**Given exercise**. Copy each line of the entries that contains the word "this".

....

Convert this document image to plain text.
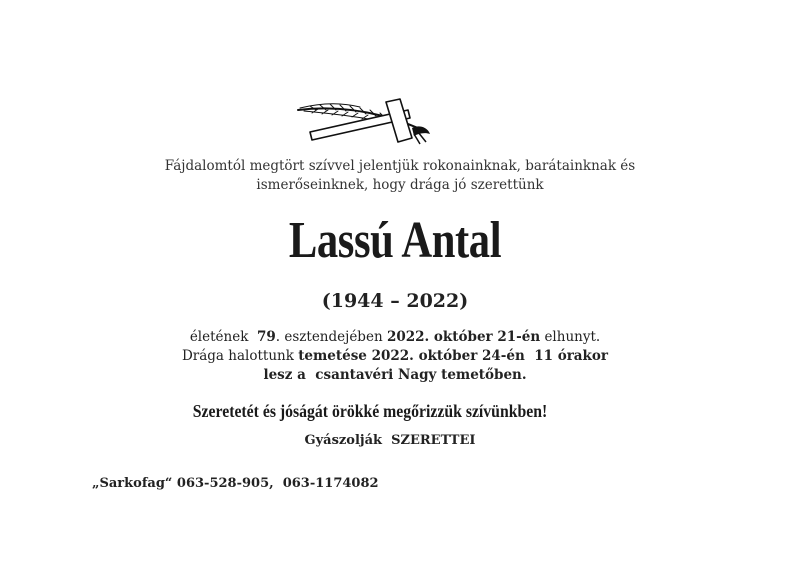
Fájdalomtól megtört szívvel jelentjük rokonainknak, barátainknak és

ismerőseinknek, hogy drága jó szerettünk

Lassú Antal
(1944 – 2022)

életének  79. esztendejében 2022. október 21-én elhunyt.

Drága halottunk temetése 2022. október 24-én  11 órakor

lesz a  csantavéri Nagy temetőben.

Szeretetét és jóságát örökké megőrizzük szívünkben!
Gyászolják  SZERETTEI
„Sarkofag“ 063-528-905,  063-1174082
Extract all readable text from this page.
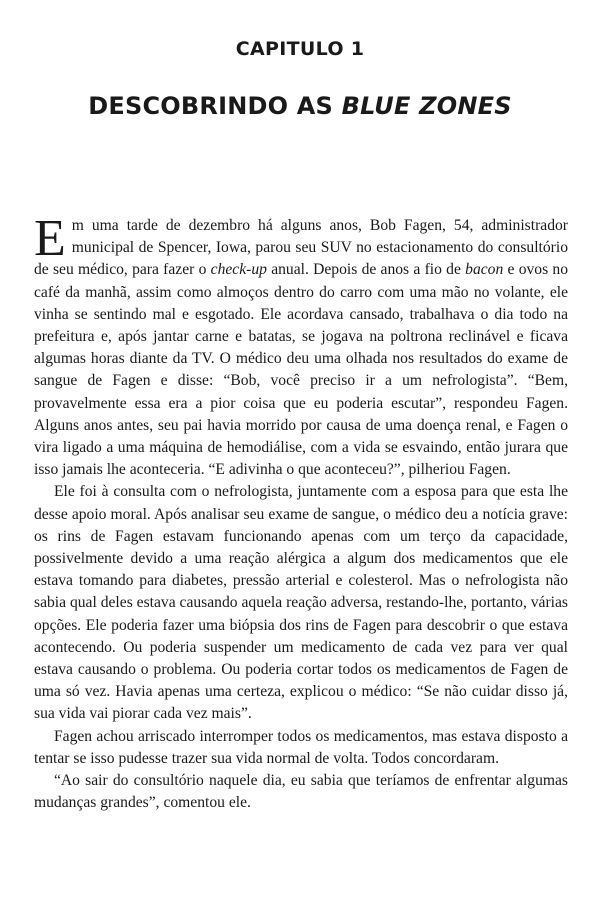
CAPITULO 1
DESCOBRINDO AS BLUE ZONES

Em uma tarde de dezembro há alguns anos, Bob Fagen, 54, administrador municipal de Spencer, Iowa, parou seu SUV no estacionamento do consultório de seu médico, para fazer o check-up anual. Depois de anos a fio de bacon e ovos no café da manhã, assim como almoços dentro do carro com uma mão no volante, ele vinha se sentindo mal e esgotado. Ele acordava cansado, trabalhava o dia todo na prefeitura e, após jantar carne e batatas, se jogava na poltrona reclinável e ficava algumas horas diante da TV. O médico deu uma olhada nos resultados do exame de sangue de Fagen e disse: “Bob, você preciso ir a um nefrologista”. “Bem, provavelmente essa era a pior coisa que eu poderia escutar”, respondeu Fagen. Alguns anos antes, seu pai havia morrido por causa de uma doença renal, e Fagen o vira ligado a uma máquina de hemodiálise, com a vida se esvaindo, então jurara que isso jamais lhe aconteceria. “E adivinha o que aconteceu?”, pilheriou Fagen.

Ele foi à consulta com o nefrologista, juntamente com a esposa para que esta lhe desse apoio moral. Após analisar seu exame de sangue, o médico deu a notícia grave: os rins de Fagen estavam funcionando apenas com um terço da capacidade, possivelmente devido a uma reação alérgica a algum dos medicamentos que ele estava tomando para diabetes, pressão arterial e colesterol. Mas o nefrologista não sabia qual deles estava causando aquela reação adversa, restando-lhe, portanto, várias opções. Ele poderia fazer uma biópsia dos rins de Fagen para descobrir o que estava acontecendo. Ou poderia suspender um medicamento de cada vez para ver qual estava causando o problema. Ou poderia cortar todos os medicamentos de Fagen de uma só vez. Havia apenas uma certeza, explicou o médico: “Se não cuidar disso já, sua vida vai piorar cada vez mais”.

Fagen achou arriscado interromper todos os medicamentos, mas estava disposto a tentar se isso pudesse trazer sua vida normal de volta. Todos concordaram.

“Ao sair do consultório naquele dia, eu sabia que teríamos de enfrentar algumas mudanças grandes”, comentou ele.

....

**Final result**.
Convert this document image to plain text.
Extract all readable text from this page.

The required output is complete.